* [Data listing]

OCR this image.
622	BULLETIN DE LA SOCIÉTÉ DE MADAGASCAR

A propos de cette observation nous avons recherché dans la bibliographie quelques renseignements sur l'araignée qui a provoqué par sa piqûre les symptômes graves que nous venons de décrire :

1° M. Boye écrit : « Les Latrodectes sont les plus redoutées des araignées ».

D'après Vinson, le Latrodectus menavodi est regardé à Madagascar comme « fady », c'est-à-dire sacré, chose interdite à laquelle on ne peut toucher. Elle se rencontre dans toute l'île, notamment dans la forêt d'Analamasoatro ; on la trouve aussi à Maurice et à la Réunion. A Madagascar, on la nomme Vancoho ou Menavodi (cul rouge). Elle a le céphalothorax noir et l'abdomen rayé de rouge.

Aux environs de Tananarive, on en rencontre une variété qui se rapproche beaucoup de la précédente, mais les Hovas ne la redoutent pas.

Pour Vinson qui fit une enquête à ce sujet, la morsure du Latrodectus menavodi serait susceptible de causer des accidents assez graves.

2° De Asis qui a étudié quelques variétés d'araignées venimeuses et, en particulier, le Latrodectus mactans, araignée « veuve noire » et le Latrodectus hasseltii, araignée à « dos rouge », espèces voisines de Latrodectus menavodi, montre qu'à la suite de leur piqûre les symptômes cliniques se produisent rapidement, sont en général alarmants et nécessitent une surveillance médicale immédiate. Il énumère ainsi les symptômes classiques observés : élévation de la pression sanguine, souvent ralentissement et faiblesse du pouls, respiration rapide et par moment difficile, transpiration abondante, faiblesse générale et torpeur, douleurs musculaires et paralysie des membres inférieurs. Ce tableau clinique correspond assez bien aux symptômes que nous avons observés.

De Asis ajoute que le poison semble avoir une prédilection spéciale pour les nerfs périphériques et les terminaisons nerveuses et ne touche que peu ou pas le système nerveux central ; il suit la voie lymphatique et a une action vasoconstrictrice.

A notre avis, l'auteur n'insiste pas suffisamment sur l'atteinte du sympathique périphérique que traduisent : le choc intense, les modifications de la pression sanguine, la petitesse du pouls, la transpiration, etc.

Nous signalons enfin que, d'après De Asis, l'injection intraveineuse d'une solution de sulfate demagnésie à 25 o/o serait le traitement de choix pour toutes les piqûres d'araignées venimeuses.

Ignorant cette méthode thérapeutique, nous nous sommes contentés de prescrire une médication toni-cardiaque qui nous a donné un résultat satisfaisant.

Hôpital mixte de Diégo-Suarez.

* [YOUR GOAL]
Go through the material above and copy each line that has the word "dans".

* [FINAL ANSWER]
A propos de cette observation nous avons recherché dans la bibliographie quelques renseignements sur l'araignée qui a provoqué par sa piqûre les symptômes graves que nous venons de décrire :
D'après Vinson, le Latrodectus menavodi est regardé à Madagascar comme « fady », c'est-à-dire sacré, chose interdite à laquelle on ne peut toucher. Elle se rencontre dans toute l'île, notamment dans la forêt d'Analamasoatro ; on la trouve aussi à Maurice et à la Réunion. A Madagascar, on la nomme Vancoho ou Menavodi (cul rouge). Elle a le céphalothorax noir et l'abdomen rayé de rouge.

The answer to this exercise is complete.